■ What to do: Check each line of the entries for "Посуда" and report the ones that have it.

** Opening Given information block **

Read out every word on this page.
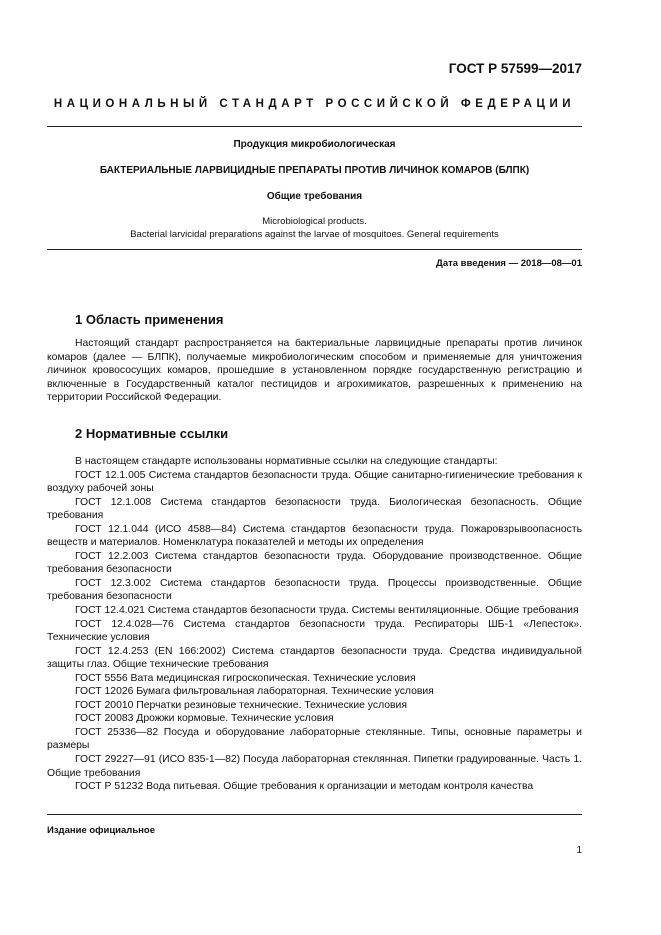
ГОСТ Р 57599—2017
НАЦИОНАЛЬНЫЙ СТАНДАРТ РОССИЙСКОЙ ФЕДЕРАЦИИ
Продукция микробиологическая
БАКТЕРИАЛЬНЫЕ ЛАРВИЦИДНЫЕ ПРЕПАРАТЫ ПРОТИВ ЛИЧИНОК КОМАРОВ (БЛПК)
Общие требования
Microbiological products.
Bacterial larvicidal preparations against the larvae of mosquitoes. General requirements
Дата введения — 2018—08—01
1 Область применения
Настоящий стандарт распространяется на бактериальные ларвицидные препараты против личинок комаров (далее — БЛПК), получаемые микробиологическим способом и применяемые для уничтожения личинок кровососущих комаров, прошедшие в установленном порядке государственную регистрацию и включенные в Государственный каталог пестицидов и агрохимикатов, разрешенных к применению на территории Российской Федерации.
2 Нормативные ссылки

В настоящем стандарте использованы нормативные ссылки на следующие стандарты:

ГОСТ 12.1.005 Система стандартов безопасности труда. Общие санитарно-гигиенические требования к воздуху рабочей зоны

ГОСТ 12.1.008 Система стандартов безопасности труда. Биологическая безопасность. Общие требования

ГОСТ 12.1.044 (ИСО 4588—84) Система стандартов безопасности труда. Пожаровзрывоопасность веществ и материалов. Номенклатура показателей и методы их определения

ГОСТ 12.2.003 Система стандартов безопасности труда. Оборудование производственное. Общие требования безопасности

ГОСТ 12.3.002 Система стандартов безопасности труда. Процессы производственные. Общие требования безопасности

ГОСТ 12.4.021 Система стандартов безопасности труда. Системы вентиляционные. Общие требования

ГОСТ 12.4.028—76 Система стандартов безопасности труда. Респираторы ШБ-1 «Лепесток». Технические условия

ГОСТ 12.4.253 (EN 166:2002) Система стандартов безопасности труда. Средства индивидуальной защиты глаз. Общие технические требования

ГОСТ 5556 Вата медицинская гигроскопическая. Технические условия

ГОСТ 12026 Бумага фильтровальная лабораторная. Технические условия

ГОСТ 20010 Перчатки резиновые технические. Технические условия

ГОСТ 20083 Дрожжи кормовые. Технические условия

ГОСТ 25336—82 Посуда и оборудование лабораторные стеклянные. Типы, основные параметры и размеры

ГОСТ 29227—91 (ИСО 835-1—82) Посуда лабораторная стеклянная. Пипетки градуированные. Часть 1. Общие требования

ГОСТ Р 51232 Вода питьевая. Общие требования к организации и методам контроля качества

Издание официальное
1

** Closing Given information block **

■ Task response:
ГОСТ 25336—82 Посуда и оборудование лабораторные стеклянные. Типы, основные параметры и размеры
ГОСТ 29227—91 (ИСО 835-1—82) Посуда лабораторная стеклянная. Пипетки градуированные. Часть 1. Общие требования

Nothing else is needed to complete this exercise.